--- Start Records for the exercise ---

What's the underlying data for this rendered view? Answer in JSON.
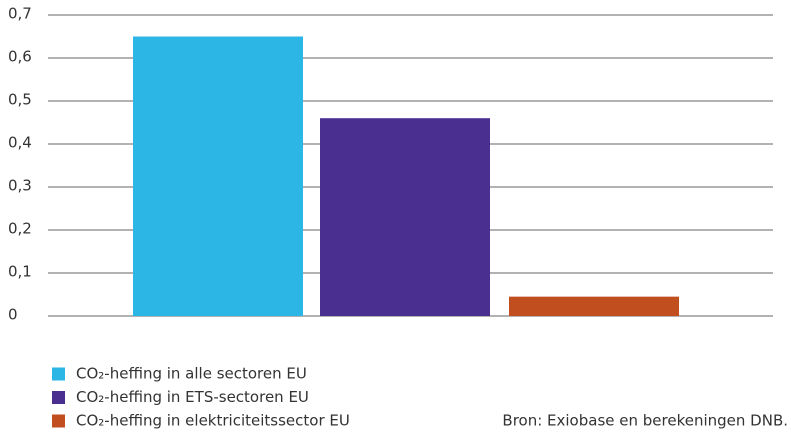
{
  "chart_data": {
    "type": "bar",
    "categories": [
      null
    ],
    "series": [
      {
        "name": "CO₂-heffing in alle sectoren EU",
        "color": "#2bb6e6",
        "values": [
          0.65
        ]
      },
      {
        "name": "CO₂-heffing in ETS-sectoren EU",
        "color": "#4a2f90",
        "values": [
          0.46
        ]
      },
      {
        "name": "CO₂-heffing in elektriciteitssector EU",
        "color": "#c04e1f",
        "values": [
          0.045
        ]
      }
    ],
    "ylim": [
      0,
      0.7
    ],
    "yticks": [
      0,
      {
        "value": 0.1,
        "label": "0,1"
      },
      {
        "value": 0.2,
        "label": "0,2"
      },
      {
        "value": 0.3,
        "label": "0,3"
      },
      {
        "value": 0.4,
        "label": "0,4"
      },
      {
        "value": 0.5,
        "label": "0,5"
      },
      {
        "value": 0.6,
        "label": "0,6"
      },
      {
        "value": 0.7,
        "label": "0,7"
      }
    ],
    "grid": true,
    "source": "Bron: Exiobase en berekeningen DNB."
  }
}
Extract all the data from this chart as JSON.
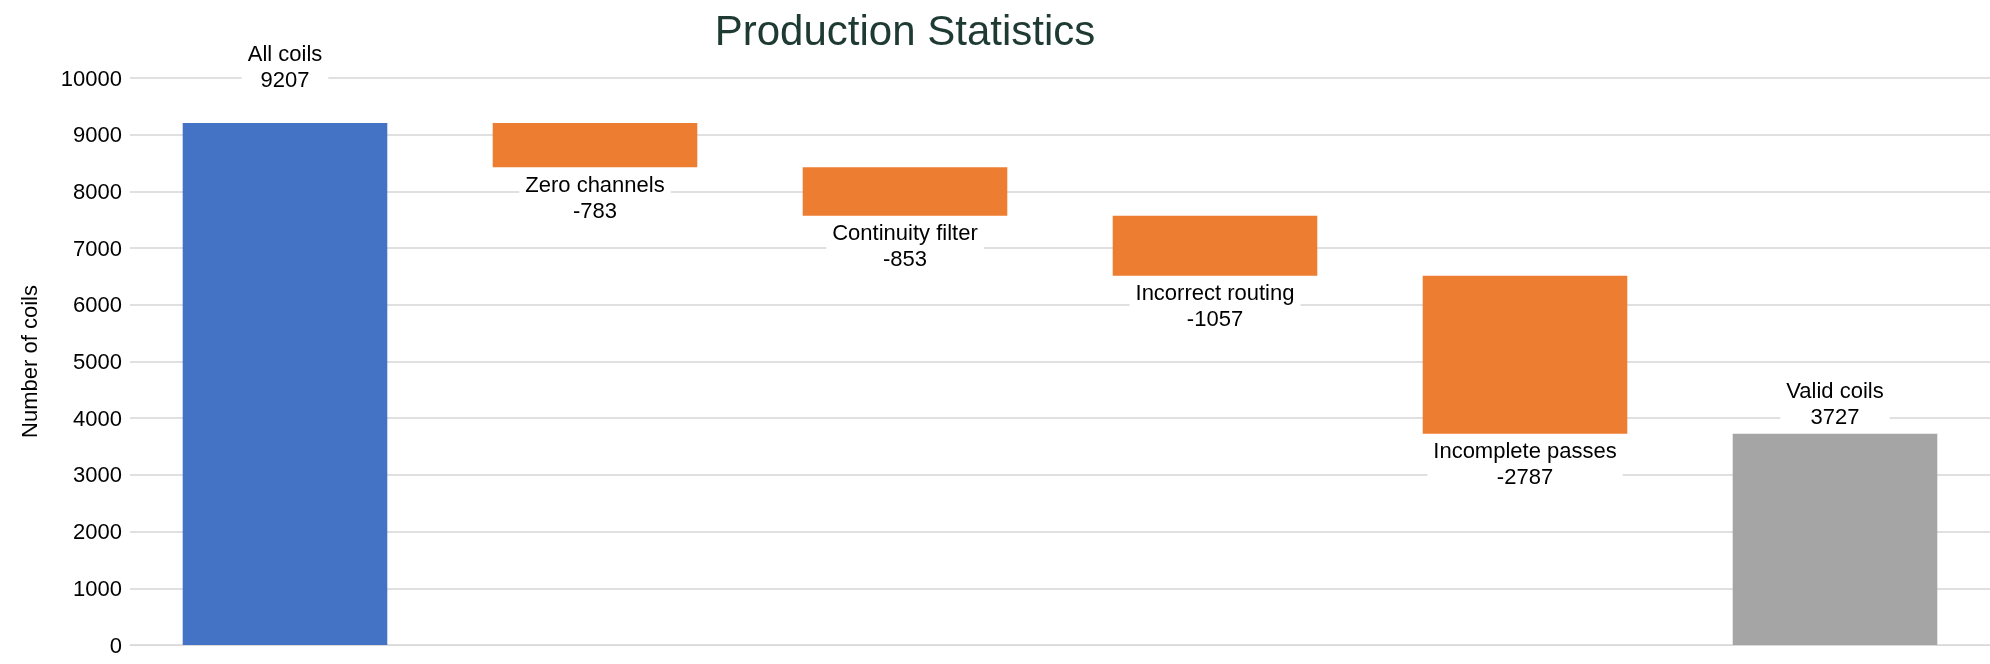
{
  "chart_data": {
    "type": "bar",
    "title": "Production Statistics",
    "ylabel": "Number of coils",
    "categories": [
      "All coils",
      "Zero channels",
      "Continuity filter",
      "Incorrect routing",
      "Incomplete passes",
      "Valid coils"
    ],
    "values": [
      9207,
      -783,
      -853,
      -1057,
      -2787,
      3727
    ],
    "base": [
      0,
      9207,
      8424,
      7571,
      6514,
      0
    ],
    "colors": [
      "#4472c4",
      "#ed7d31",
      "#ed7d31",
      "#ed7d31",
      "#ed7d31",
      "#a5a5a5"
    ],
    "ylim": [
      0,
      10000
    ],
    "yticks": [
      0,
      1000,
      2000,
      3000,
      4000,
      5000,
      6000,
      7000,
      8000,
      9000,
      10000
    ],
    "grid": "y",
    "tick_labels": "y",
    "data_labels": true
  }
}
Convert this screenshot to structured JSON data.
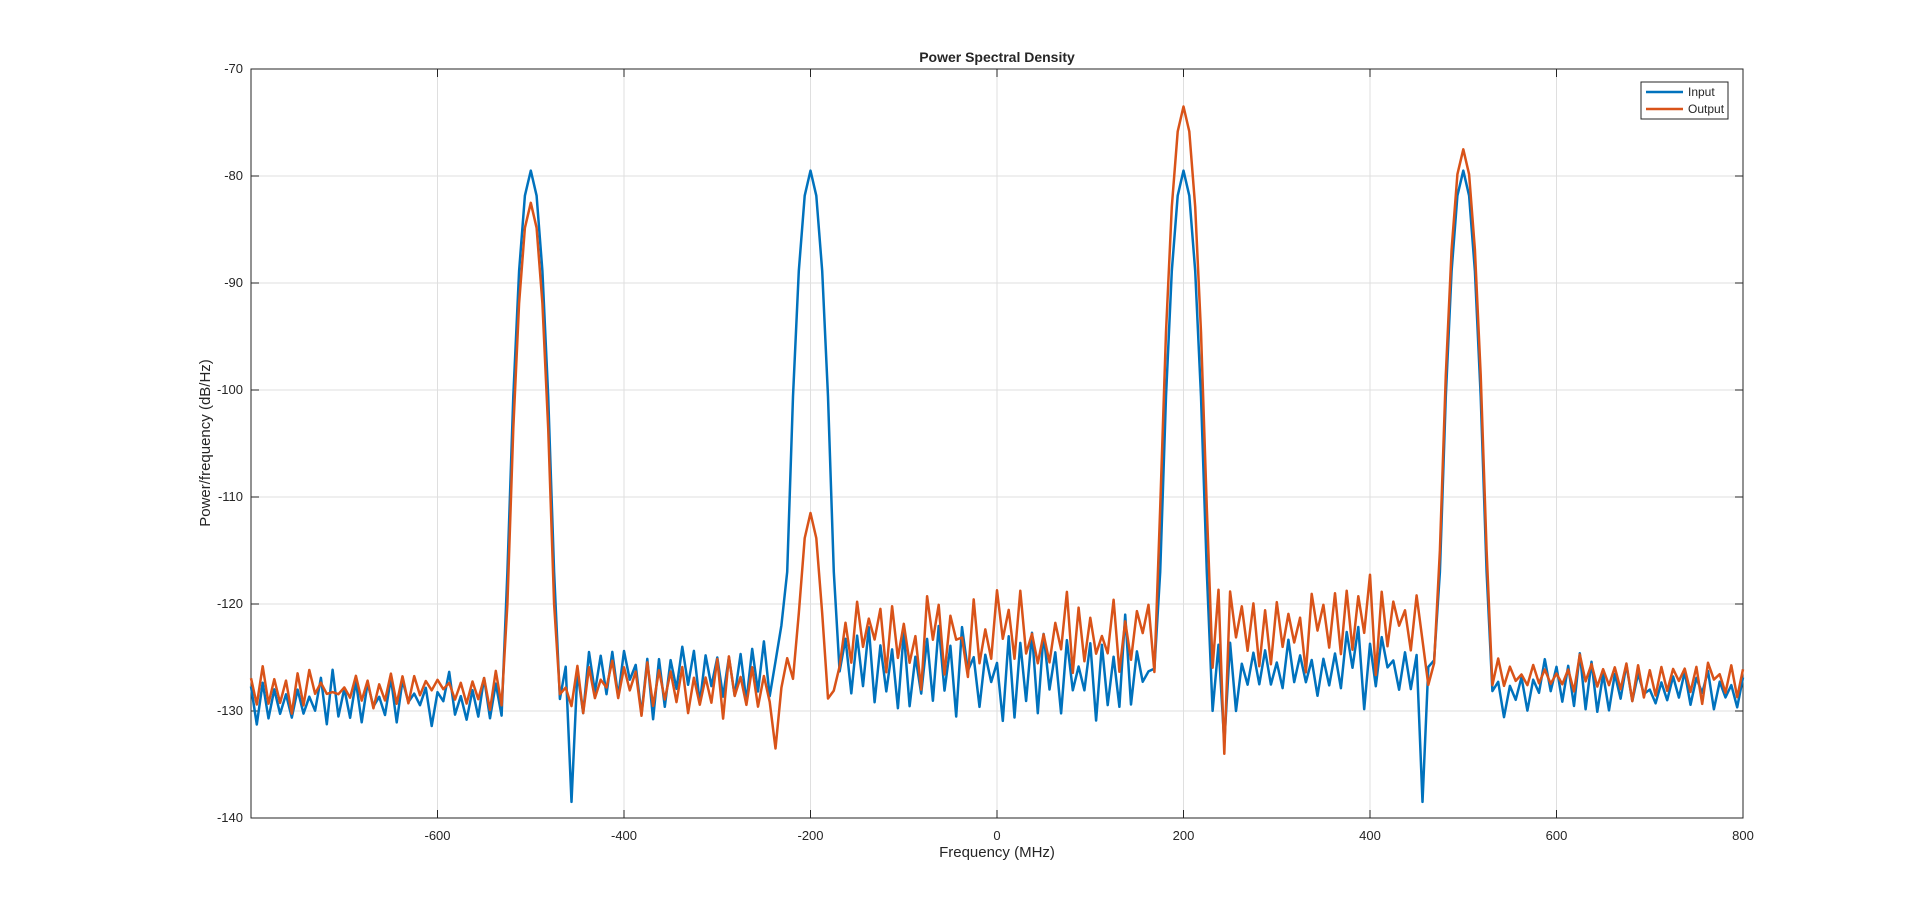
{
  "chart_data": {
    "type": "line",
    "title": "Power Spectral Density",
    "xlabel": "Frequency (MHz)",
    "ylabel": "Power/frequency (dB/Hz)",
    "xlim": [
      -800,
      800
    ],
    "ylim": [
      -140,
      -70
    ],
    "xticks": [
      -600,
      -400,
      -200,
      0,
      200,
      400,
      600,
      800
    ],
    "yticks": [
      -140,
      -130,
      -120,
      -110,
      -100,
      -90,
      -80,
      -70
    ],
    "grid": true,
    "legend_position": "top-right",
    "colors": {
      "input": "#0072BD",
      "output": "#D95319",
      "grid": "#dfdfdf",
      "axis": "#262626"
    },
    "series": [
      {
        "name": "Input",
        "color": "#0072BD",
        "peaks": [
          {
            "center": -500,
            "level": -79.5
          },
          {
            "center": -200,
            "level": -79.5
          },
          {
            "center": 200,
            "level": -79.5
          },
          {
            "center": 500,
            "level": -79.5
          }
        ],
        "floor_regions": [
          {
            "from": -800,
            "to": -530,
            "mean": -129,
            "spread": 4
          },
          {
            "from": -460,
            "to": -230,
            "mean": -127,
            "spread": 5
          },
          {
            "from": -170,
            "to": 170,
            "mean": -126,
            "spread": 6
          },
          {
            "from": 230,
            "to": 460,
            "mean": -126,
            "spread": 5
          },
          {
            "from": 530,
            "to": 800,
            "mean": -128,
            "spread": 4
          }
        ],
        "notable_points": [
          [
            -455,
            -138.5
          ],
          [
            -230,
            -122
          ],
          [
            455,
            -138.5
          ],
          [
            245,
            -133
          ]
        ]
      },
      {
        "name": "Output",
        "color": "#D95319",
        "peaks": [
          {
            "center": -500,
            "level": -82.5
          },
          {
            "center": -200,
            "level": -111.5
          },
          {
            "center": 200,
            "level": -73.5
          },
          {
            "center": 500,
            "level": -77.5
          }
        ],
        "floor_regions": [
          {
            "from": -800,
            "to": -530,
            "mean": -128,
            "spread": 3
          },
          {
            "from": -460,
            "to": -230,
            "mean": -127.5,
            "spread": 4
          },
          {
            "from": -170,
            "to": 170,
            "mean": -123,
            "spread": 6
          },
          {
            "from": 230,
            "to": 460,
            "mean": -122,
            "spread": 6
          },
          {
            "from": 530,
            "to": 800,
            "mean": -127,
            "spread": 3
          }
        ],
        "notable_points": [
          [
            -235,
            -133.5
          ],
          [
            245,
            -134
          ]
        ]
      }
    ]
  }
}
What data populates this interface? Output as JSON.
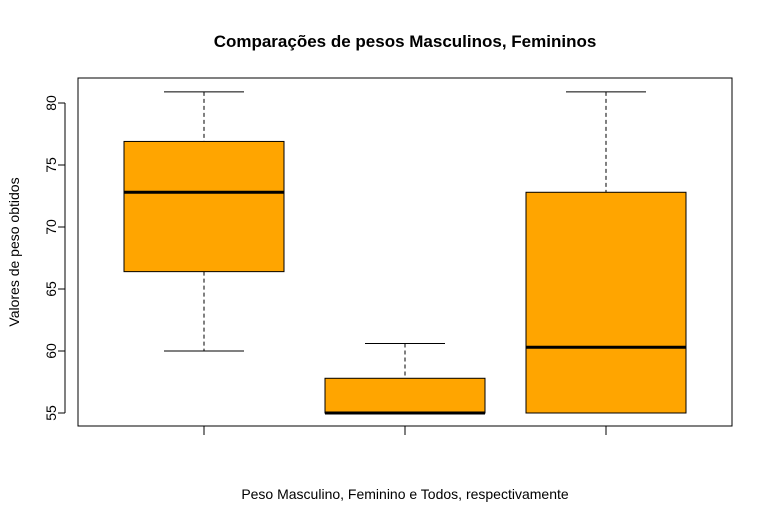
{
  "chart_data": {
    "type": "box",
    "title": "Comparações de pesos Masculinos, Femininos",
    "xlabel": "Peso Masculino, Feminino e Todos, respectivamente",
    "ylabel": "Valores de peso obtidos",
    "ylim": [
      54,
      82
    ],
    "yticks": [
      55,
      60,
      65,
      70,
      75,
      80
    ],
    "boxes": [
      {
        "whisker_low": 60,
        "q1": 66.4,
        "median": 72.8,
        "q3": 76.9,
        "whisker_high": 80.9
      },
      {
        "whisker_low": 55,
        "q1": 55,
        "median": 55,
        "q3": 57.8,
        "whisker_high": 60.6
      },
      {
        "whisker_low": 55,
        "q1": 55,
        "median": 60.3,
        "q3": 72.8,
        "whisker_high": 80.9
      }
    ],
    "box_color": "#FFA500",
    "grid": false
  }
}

--- End Records for the exercise ---

What needs to be done - Locate each line with the word "ylabel" and copy it.

Exercise output -
    "ylabel": "Number of coils",
    "ylabel": "Power/frequency (dB/Hz)",
    "ylabel": "Valores de peso obtidos",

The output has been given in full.